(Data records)
## Begin

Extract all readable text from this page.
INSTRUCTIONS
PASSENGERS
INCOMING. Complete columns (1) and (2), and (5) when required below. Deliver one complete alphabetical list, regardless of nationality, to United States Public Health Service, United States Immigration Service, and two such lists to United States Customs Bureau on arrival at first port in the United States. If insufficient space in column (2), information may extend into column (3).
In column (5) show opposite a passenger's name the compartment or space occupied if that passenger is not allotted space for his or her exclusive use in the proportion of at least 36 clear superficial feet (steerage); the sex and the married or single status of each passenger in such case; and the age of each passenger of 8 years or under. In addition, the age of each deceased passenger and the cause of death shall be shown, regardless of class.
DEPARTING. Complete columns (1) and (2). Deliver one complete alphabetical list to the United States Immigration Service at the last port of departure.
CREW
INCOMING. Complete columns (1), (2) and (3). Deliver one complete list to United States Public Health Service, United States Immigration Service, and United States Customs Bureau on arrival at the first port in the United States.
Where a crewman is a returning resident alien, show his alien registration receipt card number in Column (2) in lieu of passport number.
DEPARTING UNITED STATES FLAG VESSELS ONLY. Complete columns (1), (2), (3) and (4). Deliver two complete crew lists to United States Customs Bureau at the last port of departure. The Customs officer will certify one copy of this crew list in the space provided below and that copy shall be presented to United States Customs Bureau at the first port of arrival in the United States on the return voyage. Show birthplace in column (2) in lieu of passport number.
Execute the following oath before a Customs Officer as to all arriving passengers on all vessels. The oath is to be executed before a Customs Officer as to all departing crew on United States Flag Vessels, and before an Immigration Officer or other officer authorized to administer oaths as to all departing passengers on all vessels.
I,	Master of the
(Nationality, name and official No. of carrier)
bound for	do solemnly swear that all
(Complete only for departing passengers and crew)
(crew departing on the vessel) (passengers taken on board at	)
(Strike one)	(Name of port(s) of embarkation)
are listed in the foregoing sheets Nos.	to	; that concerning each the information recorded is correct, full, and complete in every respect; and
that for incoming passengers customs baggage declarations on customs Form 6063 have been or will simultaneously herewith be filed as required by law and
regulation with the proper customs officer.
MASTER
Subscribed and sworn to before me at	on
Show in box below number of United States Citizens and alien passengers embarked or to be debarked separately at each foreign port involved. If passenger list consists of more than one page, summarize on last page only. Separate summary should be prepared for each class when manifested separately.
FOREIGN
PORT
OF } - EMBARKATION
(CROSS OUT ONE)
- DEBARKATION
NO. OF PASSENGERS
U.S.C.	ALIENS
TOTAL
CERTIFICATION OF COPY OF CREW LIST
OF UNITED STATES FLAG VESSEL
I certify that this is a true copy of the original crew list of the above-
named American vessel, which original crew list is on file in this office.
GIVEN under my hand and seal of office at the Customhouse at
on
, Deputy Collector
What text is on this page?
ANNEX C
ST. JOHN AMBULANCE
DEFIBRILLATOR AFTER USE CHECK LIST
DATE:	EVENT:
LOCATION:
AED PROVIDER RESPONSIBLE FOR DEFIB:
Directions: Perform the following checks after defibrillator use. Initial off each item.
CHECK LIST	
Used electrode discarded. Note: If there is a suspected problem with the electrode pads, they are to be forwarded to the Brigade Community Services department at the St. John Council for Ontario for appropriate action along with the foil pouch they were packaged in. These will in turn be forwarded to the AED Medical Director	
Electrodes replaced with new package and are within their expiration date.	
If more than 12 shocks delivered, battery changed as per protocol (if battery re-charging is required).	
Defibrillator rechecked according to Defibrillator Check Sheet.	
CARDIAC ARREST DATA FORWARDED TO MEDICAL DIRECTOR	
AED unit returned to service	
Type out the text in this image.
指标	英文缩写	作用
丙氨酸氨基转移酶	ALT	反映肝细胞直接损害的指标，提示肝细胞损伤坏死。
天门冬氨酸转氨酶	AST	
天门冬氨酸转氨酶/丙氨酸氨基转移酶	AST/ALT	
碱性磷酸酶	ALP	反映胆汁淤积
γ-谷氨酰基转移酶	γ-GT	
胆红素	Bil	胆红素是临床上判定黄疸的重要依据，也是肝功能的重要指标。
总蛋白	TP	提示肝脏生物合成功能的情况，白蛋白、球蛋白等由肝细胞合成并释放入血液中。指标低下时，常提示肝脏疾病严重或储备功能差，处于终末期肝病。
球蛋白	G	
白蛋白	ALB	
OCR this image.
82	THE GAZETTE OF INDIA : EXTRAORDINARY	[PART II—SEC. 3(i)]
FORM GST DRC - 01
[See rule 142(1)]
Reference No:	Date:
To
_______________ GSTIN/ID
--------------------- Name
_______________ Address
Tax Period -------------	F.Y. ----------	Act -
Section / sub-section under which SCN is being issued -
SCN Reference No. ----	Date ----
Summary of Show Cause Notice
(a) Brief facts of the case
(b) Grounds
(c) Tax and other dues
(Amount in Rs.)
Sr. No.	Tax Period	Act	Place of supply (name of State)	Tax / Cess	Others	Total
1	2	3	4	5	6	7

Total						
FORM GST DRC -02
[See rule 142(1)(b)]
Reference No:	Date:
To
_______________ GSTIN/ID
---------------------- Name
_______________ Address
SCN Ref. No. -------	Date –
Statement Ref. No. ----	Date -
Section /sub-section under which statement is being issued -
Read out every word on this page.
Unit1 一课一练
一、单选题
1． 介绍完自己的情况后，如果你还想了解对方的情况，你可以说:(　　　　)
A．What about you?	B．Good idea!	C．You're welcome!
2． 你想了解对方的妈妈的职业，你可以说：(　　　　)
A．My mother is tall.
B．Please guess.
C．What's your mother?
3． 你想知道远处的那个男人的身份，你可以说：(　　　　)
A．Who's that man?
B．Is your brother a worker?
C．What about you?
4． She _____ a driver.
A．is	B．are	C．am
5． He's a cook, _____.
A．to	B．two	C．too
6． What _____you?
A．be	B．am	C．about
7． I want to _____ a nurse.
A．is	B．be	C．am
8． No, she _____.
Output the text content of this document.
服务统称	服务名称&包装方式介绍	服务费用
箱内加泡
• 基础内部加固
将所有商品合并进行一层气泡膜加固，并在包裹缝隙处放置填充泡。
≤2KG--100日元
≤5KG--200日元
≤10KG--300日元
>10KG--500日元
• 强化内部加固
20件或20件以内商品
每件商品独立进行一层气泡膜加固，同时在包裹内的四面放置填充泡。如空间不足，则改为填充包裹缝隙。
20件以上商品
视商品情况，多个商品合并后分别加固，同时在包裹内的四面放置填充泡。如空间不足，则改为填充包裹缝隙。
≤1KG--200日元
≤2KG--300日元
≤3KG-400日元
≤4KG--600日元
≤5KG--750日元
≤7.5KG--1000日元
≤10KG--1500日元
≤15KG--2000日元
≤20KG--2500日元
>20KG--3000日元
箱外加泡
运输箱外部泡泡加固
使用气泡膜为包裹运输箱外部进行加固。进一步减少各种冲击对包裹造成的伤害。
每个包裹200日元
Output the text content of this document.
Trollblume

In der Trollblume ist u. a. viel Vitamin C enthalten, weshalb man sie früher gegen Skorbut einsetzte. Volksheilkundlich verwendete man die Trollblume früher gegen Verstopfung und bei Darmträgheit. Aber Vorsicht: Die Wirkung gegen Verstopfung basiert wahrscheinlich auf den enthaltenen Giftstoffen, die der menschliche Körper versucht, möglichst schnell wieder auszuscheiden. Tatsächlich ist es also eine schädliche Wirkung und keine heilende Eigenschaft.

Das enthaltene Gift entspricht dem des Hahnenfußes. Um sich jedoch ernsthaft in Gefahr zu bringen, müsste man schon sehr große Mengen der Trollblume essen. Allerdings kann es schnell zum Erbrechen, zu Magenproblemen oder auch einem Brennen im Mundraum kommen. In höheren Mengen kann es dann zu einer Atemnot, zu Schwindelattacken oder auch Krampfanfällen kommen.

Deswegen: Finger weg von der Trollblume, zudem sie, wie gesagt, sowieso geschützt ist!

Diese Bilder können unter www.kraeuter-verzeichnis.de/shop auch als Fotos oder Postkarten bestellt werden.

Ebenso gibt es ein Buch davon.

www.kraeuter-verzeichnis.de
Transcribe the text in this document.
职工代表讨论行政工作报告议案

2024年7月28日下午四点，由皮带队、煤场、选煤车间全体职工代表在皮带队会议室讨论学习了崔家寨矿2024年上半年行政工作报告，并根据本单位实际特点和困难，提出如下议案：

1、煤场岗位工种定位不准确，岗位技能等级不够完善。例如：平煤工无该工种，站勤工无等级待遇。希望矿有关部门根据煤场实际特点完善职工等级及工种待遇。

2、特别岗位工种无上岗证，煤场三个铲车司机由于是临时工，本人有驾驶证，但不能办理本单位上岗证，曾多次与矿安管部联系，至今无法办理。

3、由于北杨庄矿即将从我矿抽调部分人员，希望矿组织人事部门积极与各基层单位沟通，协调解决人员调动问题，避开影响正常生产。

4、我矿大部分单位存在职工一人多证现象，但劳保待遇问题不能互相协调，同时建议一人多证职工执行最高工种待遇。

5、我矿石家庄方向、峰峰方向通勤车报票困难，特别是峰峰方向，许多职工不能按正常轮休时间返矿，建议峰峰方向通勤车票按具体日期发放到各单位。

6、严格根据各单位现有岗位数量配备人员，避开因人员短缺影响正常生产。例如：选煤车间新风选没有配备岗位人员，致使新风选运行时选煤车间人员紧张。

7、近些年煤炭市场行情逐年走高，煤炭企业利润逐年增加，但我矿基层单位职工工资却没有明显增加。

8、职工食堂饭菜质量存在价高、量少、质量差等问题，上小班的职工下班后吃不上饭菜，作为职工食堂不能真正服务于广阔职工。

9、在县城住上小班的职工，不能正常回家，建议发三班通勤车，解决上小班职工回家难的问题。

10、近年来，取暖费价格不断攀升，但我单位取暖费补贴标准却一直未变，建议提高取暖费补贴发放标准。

## End

■ TASK DESCRIPTION ■
Gather each line from the listing above that holds "section".

■ EXERCISE OUTPUT ■
Section / sub-section under which SCN is being issued -
Section /sub-section under which statement is being issued -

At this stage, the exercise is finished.